Data shown
■ ■ ■ ■ ■
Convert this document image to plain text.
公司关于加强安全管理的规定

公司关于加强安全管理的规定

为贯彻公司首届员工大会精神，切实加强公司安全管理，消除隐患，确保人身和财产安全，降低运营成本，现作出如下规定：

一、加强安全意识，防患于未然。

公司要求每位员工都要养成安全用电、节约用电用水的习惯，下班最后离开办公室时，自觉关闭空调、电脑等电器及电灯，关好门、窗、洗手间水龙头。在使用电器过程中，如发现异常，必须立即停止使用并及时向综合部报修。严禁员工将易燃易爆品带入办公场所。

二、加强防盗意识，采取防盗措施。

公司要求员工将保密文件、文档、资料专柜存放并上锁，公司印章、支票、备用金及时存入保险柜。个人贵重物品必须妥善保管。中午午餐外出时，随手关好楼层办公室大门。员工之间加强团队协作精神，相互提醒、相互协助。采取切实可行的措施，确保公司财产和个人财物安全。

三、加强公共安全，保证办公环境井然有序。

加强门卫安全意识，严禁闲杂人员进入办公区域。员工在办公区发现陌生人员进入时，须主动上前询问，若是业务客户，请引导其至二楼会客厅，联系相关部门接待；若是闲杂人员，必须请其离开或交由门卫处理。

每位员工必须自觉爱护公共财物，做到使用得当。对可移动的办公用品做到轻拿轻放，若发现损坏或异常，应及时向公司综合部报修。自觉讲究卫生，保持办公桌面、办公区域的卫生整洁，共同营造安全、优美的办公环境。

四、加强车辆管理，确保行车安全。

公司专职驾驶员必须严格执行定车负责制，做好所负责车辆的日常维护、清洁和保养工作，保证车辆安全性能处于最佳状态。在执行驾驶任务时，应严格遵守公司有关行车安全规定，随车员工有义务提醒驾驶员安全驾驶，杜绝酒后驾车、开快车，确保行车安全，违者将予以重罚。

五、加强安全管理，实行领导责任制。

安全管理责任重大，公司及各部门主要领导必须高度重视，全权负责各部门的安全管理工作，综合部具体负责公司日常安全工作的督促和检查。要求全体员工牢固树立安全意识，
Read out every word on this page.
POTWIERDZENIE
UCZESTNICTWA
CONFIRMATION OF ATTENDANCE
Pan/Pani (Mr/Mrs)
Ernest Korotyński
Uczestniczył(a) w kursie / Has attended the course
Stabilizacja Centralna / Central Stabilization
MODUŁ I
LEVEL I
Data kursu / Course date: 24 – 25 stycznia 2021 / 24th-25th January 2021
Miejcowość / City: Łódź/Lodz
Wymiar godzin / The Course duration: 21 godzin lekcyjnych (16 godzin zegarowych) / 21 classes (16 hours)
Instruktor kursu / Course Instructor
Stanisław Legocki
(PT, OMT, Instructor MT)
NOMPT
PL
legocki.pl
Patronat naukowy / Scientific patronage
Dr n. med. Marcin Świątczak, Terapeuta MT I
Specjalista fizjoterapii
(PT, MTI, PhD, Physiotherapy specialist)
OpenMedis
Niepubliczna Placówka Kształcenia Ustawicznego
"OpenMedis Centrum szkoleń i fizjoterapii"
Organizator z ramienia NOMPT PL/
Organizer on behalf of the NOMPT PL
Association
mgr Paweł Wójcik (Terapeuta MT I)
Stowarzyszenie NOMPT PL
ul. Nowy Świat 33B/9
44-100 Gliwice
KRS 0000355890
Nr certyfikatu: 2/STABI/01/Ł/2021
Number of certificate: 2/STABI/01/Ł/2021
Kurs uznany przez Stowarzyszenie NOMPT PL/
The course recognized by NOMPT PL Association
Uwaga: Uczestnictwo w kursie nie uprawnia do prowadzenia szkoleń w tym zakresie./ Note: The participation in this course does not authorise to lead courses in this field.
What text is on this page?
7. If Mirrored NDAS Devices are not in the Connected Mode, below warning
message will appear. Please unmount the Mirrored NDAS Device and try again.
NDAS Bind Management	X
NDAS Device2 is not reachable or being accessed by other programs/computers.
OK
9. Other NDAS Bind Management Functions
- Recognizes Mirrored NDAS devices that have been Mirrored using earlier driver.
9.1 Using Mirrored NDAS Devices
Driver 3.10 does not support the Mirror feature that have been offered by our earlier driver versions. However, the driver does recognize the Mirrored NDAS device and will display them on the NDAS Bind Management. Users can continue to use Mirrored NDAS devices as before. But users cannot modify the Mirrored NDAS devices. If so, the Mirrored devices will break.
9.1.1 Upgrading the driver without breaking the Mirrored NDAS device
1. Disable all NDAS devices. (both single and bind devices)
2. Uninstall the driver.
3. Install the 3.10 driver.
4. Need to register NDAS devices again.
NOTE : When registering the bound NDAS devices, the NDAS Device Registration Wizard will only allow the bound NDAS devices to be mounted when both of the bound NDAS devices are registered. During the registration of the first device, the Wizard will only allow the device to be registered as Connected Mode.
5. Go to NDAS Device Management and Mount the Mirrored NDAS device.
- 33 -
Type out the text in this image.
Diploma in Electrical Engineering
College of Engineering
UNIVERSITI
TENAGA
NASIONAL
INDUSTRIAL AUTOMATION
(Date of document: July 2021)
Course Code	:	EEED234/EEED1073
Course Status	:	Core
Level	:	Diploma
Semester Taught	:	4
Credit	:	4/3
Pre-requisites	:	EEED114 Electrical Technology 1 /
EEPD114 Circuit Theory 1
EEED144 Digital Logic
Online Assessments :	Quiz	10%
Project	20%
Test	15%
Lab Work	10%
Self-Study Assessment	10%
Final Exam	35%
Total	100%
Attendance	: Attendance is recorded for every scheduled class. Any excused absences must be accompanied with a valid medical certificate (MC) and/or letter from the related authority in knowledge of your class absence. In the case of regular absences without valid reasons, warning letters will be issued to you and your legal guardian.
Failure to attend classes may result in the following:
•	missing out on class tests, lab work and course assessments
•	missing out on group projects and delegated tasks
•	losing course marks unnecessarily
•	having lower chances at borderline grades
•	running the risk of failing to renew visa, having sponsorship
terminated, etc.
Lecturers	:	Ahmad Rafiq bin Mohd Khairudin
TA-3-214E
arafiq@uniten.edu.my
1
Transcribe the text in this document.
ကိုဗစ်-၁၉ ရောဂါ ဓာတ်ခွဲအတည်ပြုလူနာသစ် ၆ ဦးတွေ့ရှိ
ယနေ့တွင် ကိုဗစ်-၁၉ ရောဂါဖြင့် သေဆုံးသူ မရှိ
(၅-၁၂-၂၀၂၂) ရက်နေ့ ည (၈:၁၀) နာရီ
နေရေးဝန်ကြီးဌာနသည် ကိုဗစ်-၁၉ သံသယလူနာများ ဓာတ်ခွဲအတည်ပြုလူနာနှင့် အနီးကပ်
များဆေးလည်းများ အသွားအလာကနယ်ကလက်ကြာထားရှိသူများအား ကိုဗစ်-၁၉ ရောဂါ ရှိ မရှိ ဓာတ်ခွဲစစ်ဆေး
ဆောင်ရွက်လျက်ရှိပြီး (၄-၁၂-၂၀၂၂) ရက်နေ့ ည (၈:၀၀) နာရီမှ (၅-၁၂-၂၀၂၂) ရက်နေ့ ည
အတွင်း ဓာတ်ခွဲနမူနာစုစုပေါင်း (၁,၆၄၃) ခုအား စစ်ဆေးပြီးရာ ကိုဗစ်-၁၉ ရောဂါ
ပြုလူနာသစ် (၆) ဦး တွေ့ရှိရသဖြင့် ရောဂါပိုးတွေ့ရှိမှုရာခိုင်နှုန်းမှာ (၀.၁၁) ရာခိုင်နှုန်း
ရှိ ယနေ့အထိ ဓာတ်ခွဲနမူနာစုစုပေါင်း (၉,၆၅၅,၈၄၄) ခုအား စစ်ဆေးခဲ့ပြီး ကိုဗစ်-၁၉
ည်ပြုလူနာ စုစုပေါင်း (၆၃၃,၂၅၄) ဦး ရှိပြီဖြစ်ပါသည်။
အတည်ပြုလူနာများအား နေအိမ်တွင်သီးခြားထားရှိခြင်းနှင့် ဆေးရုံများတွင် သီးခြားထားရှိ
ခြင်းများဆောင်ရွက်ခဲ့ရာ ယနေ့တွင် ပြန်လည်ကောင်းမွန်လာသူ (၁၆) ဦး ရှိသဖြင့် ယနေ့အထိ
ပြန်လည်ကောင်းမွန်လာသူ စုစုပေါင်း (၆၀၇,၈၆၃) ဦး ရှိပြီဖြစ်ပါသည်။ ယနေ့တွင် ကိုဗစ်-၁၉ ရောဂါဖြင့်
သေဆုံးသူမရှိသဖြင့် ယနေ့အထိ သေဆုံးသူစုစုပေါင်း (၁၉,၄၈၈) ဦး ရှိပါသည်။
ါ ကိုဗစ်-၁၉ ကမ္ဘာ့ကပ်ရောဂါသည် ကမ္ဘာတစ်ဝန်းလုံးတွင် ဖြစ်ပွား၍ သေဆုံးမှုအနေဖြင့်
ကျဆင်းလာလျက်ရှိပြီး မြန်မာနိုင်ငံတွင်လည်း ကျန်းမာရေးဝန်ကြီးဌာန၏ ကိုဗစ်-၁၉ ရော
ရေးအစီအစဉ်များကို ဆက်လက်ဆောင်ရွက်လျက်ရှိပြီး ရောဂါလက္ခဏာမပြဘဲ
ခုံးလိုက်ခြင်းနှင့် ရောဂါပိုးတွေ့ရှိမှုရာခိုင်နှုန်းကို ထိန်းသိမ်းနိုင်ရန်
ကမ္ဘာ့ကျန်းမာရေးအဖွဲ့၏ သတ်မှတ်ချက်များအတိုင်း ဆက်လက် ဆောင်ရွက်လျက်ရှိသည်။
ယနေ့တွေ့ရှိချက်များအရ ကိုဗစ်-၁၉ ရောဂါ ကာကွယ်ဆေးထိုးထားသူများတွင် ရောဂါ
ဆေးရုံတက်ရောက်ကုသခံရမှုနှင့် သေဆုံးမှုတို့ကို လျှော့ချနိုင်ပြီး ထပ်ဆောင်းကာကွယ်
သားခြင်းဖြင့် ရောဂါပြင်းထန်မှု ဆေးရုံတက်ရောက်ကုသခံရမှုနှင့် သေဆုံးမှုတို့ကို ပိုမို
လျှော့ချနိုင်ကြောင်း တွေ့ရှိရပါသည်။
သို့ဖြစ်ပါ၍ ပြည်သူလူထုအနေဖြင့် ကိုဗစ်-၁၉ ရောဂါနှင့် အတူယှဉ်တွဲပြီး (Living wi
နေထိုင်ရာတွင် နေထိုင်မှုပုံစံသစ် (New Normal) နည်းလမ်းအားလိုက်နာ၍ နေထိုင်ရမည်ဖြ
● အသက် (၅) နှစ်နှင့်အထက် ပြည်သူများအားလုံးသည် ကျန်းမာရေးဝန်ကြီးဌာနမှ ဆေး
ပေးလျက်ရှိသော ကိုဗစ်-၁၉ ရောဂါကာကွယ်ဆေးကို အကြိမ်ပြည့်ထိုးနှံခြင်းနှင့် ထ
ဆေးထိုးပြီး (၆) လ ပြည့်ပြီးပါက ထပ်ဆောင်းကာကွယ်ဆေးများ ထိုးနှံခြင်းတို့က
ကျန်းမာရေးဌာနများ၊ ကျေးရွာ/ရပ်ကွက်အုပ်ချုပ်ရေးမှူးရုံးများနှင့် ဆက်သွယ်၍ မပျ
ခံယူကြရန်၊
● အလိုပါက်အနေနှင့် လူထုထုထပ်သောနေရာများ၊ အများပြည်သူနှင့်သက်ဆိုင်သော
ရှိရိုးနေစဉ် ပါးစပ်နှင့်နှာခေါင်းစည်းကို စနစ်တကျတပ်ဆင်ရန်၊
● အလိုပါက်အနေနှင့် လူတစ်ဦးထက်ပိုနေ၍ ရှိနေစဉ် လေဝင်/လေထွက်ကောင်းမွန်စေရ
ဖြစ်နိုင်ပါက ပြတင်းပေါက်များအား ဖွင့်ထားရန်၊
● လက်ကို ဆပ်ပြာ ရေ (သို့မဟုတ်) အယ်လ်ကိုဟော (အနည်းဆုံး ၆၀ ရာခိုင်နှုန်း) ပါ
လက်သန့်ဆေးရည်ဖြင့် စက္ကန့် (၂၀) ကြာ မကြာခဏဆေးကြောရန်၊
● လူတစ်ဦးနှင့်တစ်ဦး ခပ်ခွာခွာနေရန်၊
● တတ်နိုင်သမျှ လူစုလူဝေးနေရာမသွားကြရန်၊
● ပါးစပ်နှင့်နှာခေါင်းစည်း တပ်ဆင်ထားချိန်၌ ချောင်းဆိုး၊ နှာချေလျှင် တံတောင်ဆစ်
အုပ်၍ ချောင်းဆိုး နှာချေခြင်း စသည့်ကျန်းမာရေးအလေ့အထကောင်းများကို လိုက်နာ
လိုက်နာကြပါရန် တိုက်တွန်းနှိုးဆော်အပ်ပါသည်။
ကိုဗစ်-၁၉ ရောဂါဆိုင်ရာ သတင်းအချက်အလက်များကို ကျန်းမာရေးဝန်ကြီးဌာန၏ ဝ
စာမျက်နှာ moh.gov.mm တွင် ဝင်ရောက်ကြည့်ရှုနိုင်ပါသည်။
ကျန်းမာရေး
■ ■ ■ ■ ■
Find every line in the records that contains the word "earlier"; copy those lines.

Response
- Recognizes Mirrored NDAS devices that have been Mirrored using earlier driver.
Driver 3.10 does not support the Mirror feature that have been offered by our earlier driver versions. However, the driver does recognize the Mirrored NDAS device and will display them on the NDAS Bind Management. Users can continue to use Mirrored NDAS devices as before. But users cannot modify the Mirrored NDAS devices. If so, the Mirrored devices will break.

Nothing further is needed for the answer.